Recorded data
╔══

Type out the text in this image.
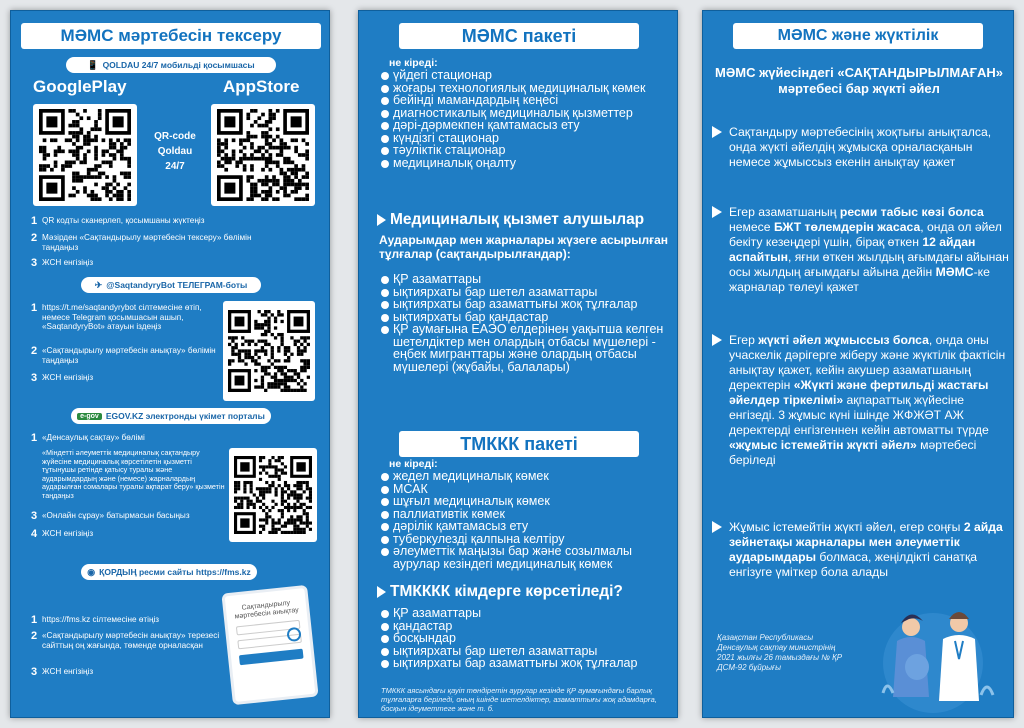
МӘМС мәртебесін тексеру
📱 QOLDAU 24/7 мобильді қосымшасы
GooglePlay	AppStore
QR-code
Qoldau
24/7
1 QR кодты сканерлеп, қосымшаны жүктеңіз
2 Мәзірден «Сақтандырылу мәртебесін тексеру» бөлімін таңдаңыз
3 ЖСН енгізіңіз
✈ @SaqtandyrуBot ТЕЛЕГРАМ-боты
1 https://t.me/saqtandyrybot сілтемесіне өтіп, немесе Telegram қосымшасын ашып, «SaqtandyrуBot» атауын іздеңіз
2 «Сақтандырылу мәртебесін анықтау» бөлімін таңдаңыз
3 ЖСН енгізіңіз
e-gov EGOV.KZ электронды үкімет порталы
1 «Денсаулық сақтау» бөлімі
«Міндетті әлеуметтік медициналық сақтандыру жүйесіне медициналық көрсетілетін қызметті тұтынушы ретінде қатысу туралы және аударымдардың және (немесе) жарналардың аударылған сомалары туралы ақпарат беру» қызметін таңдаңыз
3 «Онлайн сұрау» батырмасын басыңыз
4 ЖСН енгізіңіз
◉ ҚОРДЫҢ ресми сайты https://fms.kz
1 https://fms.kz сілтемесіне өтіңіз
2 «Сақтандырылу мәртебесін анықтау» терезесі сайттың оң жағында, төменде орналасқан
3 ЖСН енгізіңіз
Сақтандырылу мәртебесін анықтау
МӘМС пакеті
не кіреді:
үйдегі стационар
жоғары технологиялық медициналық көмек
бейінді мамандардың кеңесі
диагностикалық медициналық қызметтер
дәрі-дәрмекпен қамтамасыз ету
күндізгі стационар
тәуліктік стационар
медициналық оңалту
Медициналық қызмет алушылар
Аударымдар мен жарналары жүзеге асырылған тұлғалар (сақтандырылғандар):
ҚР азаматтары
ықтиярхаты бар шетел азаматтары
ықтиярхаты бар азаматтығы жоқ тұлғалар
ықтиярхаты бар қандастар
ҚР аумағына ЕАЭО елдерінен уақытша келген шетелдіктер мен олардың отбасы мүшелері - еңбек мигранттары және олардың отбасы мүшелері (жұбайы, балалары)
ТМККК пакеті
не кіреді:
жедел медициналық көмек
МСАК
шұғыл медициналық көмек
паллиативтік көмек
дәрілік қамтамасыз ету
туберкулезді қалпына келтіру
әлеуметтік маңызы бар және созылмалы аурулар кезіндегі медициналық көмек
ТМКККК кімдерге көрсетіледі?
ҚР азаматтары
қандастар
босқындар
ықтиярхаты бар шетел азаматтары
ықтиярхаты бар азаматтығы жоқ тұлғалар
ТМККК аясындағы қауіп төндіретін аурулар кезінде ҚР аумағындағы барлық тұлғаларға беріледі, оның ішінде шетелдіктер, азаматтығы жоқ адамдарға, босқын ідеуметтеге және т. б.
МӘМС және жүктілік
МӘМС жүйесіндегі «САҚТАНДЫРЫЛМАҒАН» мәртебесі бар жүкті әйел
Сақтандыру мәртебесінің жоқтығы анықталса, онда жүкті әйелдің жұмысқа орналасқанын немесе жұмыссыз екенін анықтау қажет
Егер азаматшаның ресми табыс көзі болса немесе БЖТ төлемдерін жасаса, онда ол әйел бекіту кезеңдері үшін, бірақ өткен 12 айдан аспайтын, яғни өткен жылдың ағымдағы айынан осы жылдың ағымдағы айына дейін МӘМС-ке жарналар төлеуі қажет
Егер жүкті әйел жұмыссыз болса, онда оны учаскелік дәрігерге жіберу және жүктілік фактісін анықтау қажет, кейін акушер азаматшаның деректерін «Жүкті және фертильді жастағы әйелдер тіркелімі» ақпараттық жүйесіне енгізеді. 3 жұмыс күні ішінде ЖФЖӘТ АЖ деректерді енгізгеннен кейін автоматты түрде «жұмыс істемейтін жүкті әйел» мәртебесі беріледі
Жұмыс істемейтін жүкті әйел, егер соңғы 2 айда зейнетақы жарналары мен әлеуметтік аударымдары болмаса, жеңілдікті санатқа енгізуге үміткер бола алады
Қазақстан Республикасы Денсаулық сақтау министрінің 2021 жылғы 26 тамыздағы № ҚР ДСМ-92 бұйрығы
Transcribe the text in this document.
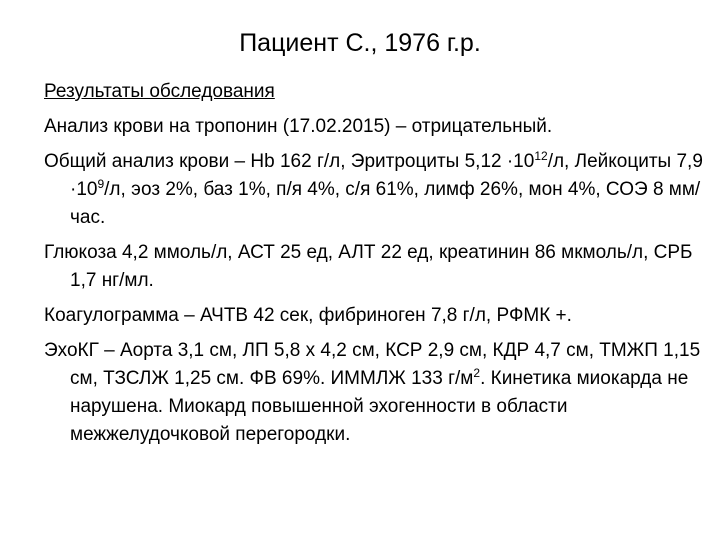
Пациент С., 1976 г.р.
Результаты обследования
Анализ крови на тропонин (17.02.2015) – отрицательный.
Общий анализ крови – Hb 162 г/л, Эритроциты $5,12 \cdot 10^{12}/л$, Лейкоциты $7,9 \cdot 10^9/л$, эоз 2%, баз 1%, п/я 4%, с/я 61%, лимф 26%, мон 4%, СОЭ 8 мм/час.
Глюкоза 4,2 ммоль/л, АСТ 25 ед, АЛТ 22 ед, креатинин 86 мкмоль/л, СРБ 1,7 нг/мл.
Коагулограмма – АЧТВ 42 сек, фибриноген 7,8 г/л, РФМК +.
ЭхоКГ – Аорта 3,1 см, ЛП 5,8 х 4,2 см, КСР 2,9 см, КДР 4,7 см, ТМЖП 1,15 см, ТЗСЛЖ 1,25 см. ФВ 69%. ИММЛЖ 133 $г/м^2$. Кинетика миокарда не нарушена. Миокард повышенной эхогенности в области межжелудочковой перегородки.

╚══

Go to the line containing "Transcribe the text in this document.", then write out word for word every line from there to the end of the listing. Keep both end lines and drop the pictures.

> _CORRECT RESPONSE_
Transcribe the text in this document.
Пациент С., 1976 г.р.
Результаты обследования
Анализ крови на тропонин (17.02.2015) – отрицательный.
Общий анализ крови – Hb 162 г/л, Эритроциты $5,12 \cdot 10^{12}/л$, Лейкоциты $7,9 \cdot 10^9/л$, эоз 2%, баз 1%, п/я 4%, с/я 61%, лимф 26%, мон 4%, СОЭ 8 мм/час.
Глюкоза 4,2 ммоль/л, АСТ 25 ед, АЛТ 22 ед, креатинин 86 мкмоль/л, СРБ 1,7 нг/мл.
Коагулограмма – АЧТВ 42 сек, фибриноген 7,8 г/л, РФМК +.
ЭхоКГ – Аорта 3,1 см, ЛП 5,8 х 4,2 см, КСР 2,9 см, КДР 4,7 см, ТМЖП 1,15 см, ТЗСЛЖ 1,25 см. ФВ 69%. ИММЛЖ 133 $г/м^2$. Кинетика миокарда не нарушена. Миокард повышенной эхогенности в области межжелудочковой перегородки.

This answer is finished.